::: GIVEN ENTRIES :::
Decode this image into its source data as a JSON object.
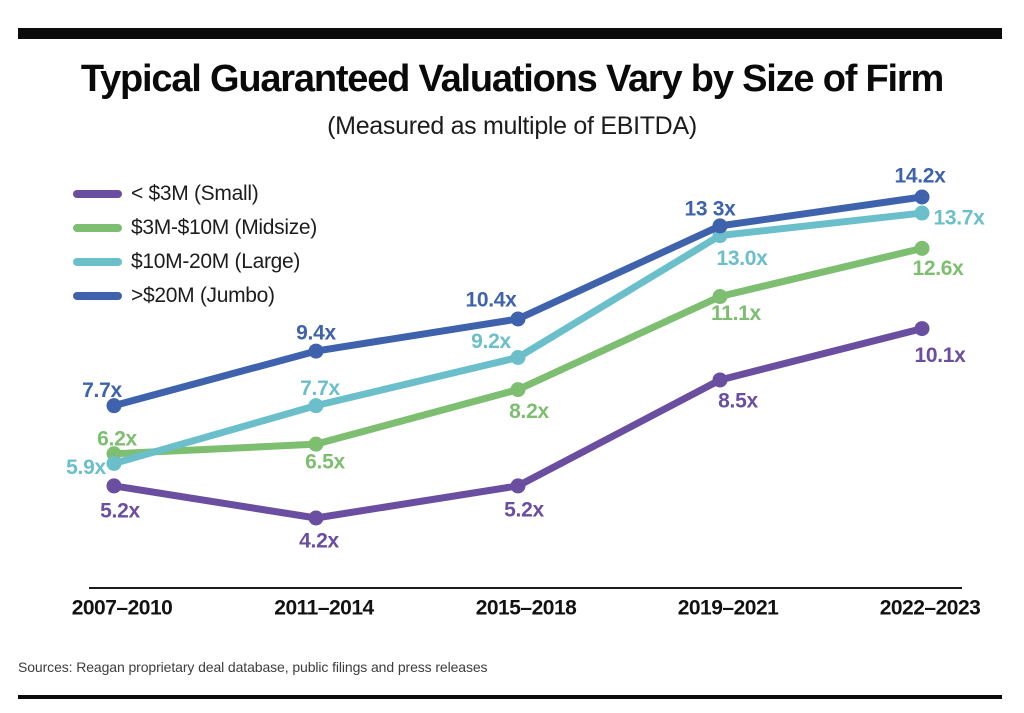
{
  "source": "Sources: Reagan proprietary deal database, public filings and press releases",
  "chart_data": {
    "type": "line",
    "title": "Typical Guaranteed Valuations Vary by Size of Firm",
    "subtitle": "(Measured as multiple of EBITDA)",
    "unit_suffix": "x",
    "categories": [
      "2007–2010",
      "2011–2014",
      "2015–2018",
      "2019–2021",
      "2022–2023"
    ],
    "ylim": [
      4,
      15
    ],
    "grid": false,
    "legend_position": "top-left",
    "series": [
      {
        "key": "small",
        "name": "< $3M (Small)",
        "color": "#6A4EA0",
        "values": [
          5.2,
          4.2,
          5.2,
          8.5,
          10.1
        ],
        "point_labels": [
          "5.2x",
          "4.2x",
          "5.2x",
          "8.5x",
          "10.1x"
        ],
        "label_offsets": [
          [
            6,
            25
          ],
          [
            3,
            23
          ],
          [
            6,
            24
          ],
          [
            18,
            21
          ],
          [
            18,
            27
          ]
        ]
      },
      {
        "key": "midsize",
        "name": "$3M-$10M (Midsize)",
        "color": "#7DBE70",
        "values": [
          6.2,
          6.5,
          8.2,
          11.1,
          12.6
        ],
        "point_labels": [
          "6.2x",
          "6.5x",
          "8.2x",
          "11.1x",
          "12.6x"
        ],
        "label_offsets": [
          [
            3,
            -15
          ],
          [
            9,
            18
          ],
          [
            11,
            22
          ],
          [
            16,
            17
          ],
          [
            16,
            20
          ]
        ]
      },
      {
        "key": "large",
        "name": "$10M-20M (Large)",
        "color": "#6BBFCA",
        "values": [
          5.9,
          7.7,
          9.2,
          13.0,
          13.7
        ],
        "point_labels": [
          "5.9x",
          "7.7x",
          "9.2x",
          "13.0x",
          "13.7x"
        ],
        "label_offsets": [
          [
            -28,
            4
          ],
          [
            4,
            -17
          ],
          [
            -27,
            -16
          ],
          [
            22,
            23
          ],
          [
            37,
            5
          ]
        ]
      },
      {
        "key": "jumbo",
        "name": ">$20M (Jumbo)",
        "color": "#3E62AC",
        "values": [
          7.7,
          9.4,
          10.4,
          13.3,
          14.2
        ],
        "point_labels": [
          "7.7x",
          "9.4x",
          "10.4x",
          "13 3x",
          "14.2x"
        ],
        "label_offsets": [
          [
            -12,
            -15
          ],
          [
            0,
            -18
          ],
          [
            -27,
            -19
          ],
          [
            -10,
            -17
          ],
          [
            -2,
            -21
          ]
        ]
      }
    ],
    "draw_order": [
      "midsize",
      "large",
      "jumbo",
      "small"
    ]
  }
}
:::
WHAT IS ASKED:
Transcribe the records above exactly, omitting every picture they contain.

CORRECT ANSWER:
Decode this image into its source data as a JSON object.
{
  "source": "Sources: Reagan proprietary deal database, public filings and press releases",
  "chart_data": {
    "type": "line",
    "title": "Typical Guaranteed Valuations Vary by Size of Firm",
    "subtitle": "(Measured as multiple of EBITDA)",
    "unit_suffix": "x",
    "categories": [
      "2007–2010",
      "2011–2014",
      "2015–2018",
      "2019–2021",
      "2022–2023"
    ],
    "ylim": [
      4,
      15
    ],
    "grid": false,
    "legend_position": "top-left",
    "series": [
      {
        "key": "small",
        "name": "< $3M (Small)",
        "color": "#6A4EA0",
        "values": [
          5.2,
          4.2,
          5.2,
          8.5,
          10.1
        ],
        "point_labels": [
          "5.2x",
          "4.2x",
          "5.2x",
          "8.5x",
          "10.1x"
        ],
        "label_offsets": [
          [
            6,
            25
          ],
          [
            3,
            23
          ],
          [
            6,
            24
          ],
          [
            18,
            21
          ],
          [
            18,
            27
          ]
        ]
      },
      {
        "key": "midsize",
        "name": "$3M-$10M (Midsize)",
        "color": "#7DBE70",
        "values": [
          6.2,
          6.5,
          8.2,
          11.1,
          12.6
        ],
        "point_labels": [
          "6.2x",
          "6.5x",
          "8.2x",
          "11.1x",
          "12.6x"
        ],
        "label_offsets": [
          [
            3,
            -15
          ],
          [
            9,
            18
          ],
          [
            11,
            22
          ],
          [
            16,
            17
          ],
          [
            16,
            20
          ]
        ]
      },
      {
        "key": "large",
        "name": "$10M-20M (Large)",
        "color": "#6BBFCA",
        "values": [
          5.9,
          7.7,
          9.2,
          13.0,
          13.7
        ],
        "point_labels": [
          "5.9x",
          "7.7x",
          "9.2x",
          "13.0x",
          "13.7x"
        ],
        "label_offsets": [
          [
            -28,
            4
          ],
          [
            4,
            -17
          ],
          [
            -27,
            -16
          ],
          [
            22,
            23
          ],
          [
            37,
            5
          ]
        ]
      },
      {
        "key": "jumbo",
        "name": ">$20M (Jumbo)",
        "color": "#3E62AC",
        "values": [
          7.7,
          9.4,
          10.4,
          13.3,
          14.2
        ],
        "point_labels": [
          "7.7x",
          "9.4x",
          "10.4x",
          "13 3x",
          "14.2x"
        ],
        "label_offsets": [
          [
            -12,
            -15
          ],
          [
            0,
            -18
          ],
          [
            -27,
            -19
          ],
          [
            -10,
            -17
          ],
          [
            -2,
            -21
          ]
        ]
      }
    ],
    "draw_order": [
      "midsize",
      "large",
      "jumbo",
      "small"
    ]
  }
}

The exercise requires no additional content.